» Exercise directions: Output the material below unchanged, apart from leaving out the pictures.

Dataset items:
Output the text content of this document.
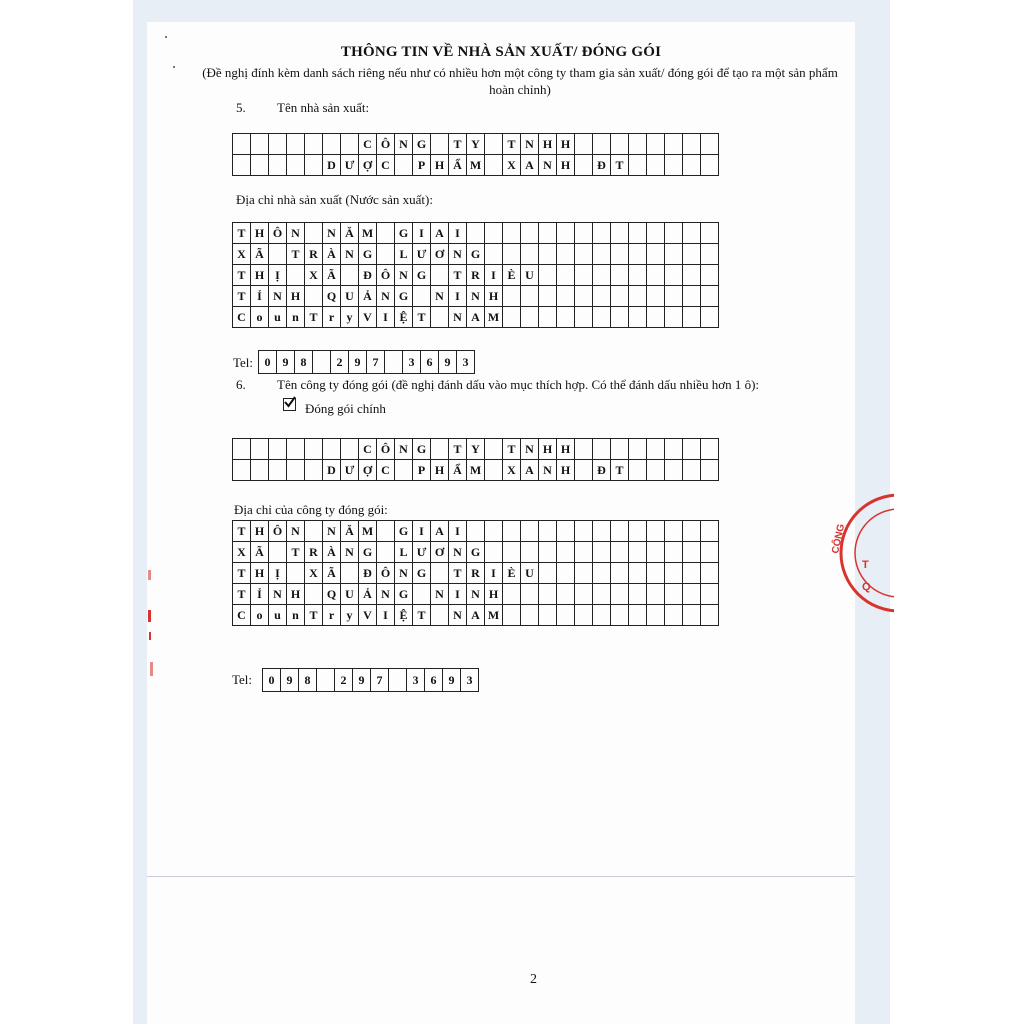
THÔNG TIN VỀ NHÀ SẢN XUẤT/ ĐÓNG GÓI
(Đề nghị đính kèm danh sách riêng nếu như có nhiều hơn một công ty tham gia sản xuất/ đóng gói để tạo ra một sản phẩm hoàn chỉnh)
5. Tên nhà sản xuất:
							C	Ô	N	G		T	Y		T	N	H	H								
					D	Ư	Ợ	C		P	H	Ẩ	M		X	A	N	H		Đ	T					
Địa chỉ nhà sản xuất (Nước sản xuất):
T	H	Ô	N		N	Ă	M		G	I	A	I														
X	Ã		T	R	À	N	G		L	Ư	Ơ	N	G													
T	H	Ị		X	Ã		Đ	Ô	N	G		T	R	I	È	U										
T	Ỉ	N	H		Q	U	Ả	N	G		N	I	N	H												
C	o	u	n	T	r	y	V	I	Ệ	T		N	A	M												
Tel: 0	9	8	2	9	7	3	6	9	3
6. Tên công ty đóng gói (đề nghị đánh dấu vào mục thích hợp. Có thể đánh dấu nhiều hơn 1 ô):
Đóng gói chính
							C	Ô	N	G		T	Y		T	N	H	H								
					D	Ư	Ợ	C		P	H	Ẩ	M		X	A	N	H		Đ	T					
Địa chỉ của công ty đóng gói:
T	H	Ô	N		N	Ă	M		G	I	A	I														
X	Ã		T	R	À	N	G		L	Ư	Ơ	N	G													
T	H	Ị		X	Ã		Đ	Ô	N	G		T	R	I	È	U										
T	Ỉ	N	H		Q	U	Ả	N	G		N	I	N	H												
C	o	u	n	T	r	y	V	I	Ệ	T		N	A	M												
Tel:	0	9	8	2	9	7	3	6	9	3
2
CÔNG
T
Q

» Answer to this problem:
Output the text content of this document.
THÔNG TIN VỀ NHÀ SẢN XUẤT/ ĐÓNG GÓI
(Đề nghị đính kèm danh sách riêng nếu như có nhiều hơn một công ty tham gia sản xuất/ đóng gói để tạo ra một sản phẩm hoàn chỉnh)
5. Tên nhà sản xuất:
							C	Ô	N	G		T	Y		T	N	H	H								
					D	Ư	Ợ	C		P	H	Ẩ	M		X	A	N	H		Đ	T					
Địa chỉ nhà sản xuất (Nước sản xuất):
T	H	Ô	N		N	Ă	M		G	I	A	I														
X	Ã		T	R	À	N	G		L	Ư	Ơ	N	G													
T	H	Ị		X	Ã		Đ	Ô	N	G		T	R	I	È	U										
T	Ỉ	N	H		Q	U	Ả	N	G		N	I	N	H												
C	o	u	n	T	r	y	V	I	Ệ	T		N	A	M												
Tel: 0	9	8	2	9	7	3	6	9	3
6. Tên công ty đóng gói (đề nghị đánh dấu vào mục thích hợp. Có thể đánh dấu nhiều hơn 1 ô):
Đóng gói chính
							C	Ô	N	G		T	Y		T	N	H	H								
					D	Ư	Ợ	C		P	H	Ẩ	M		X	A	N	H		Đ	T					
Địa chỉ của công ty đóng gói:
T	H	Ô	N		N	Ă	M		G	I	A	I														
X	Ã		T	R	À	N	G		L	Ư	Ơ	N	G													
T	H	Ị		X	Ã		Đ	Ô	N	G		T	R	I	È	U										
T	Ỉ	N	H		Q	U	Ả	N	G		N	I	N	H												
C	o	u	n	T	r	y	V	I	Ệ	T		N	A	M												
Tel:	0	9	8	2	9	7	3	6	9	3
2
CÔNG
T
Q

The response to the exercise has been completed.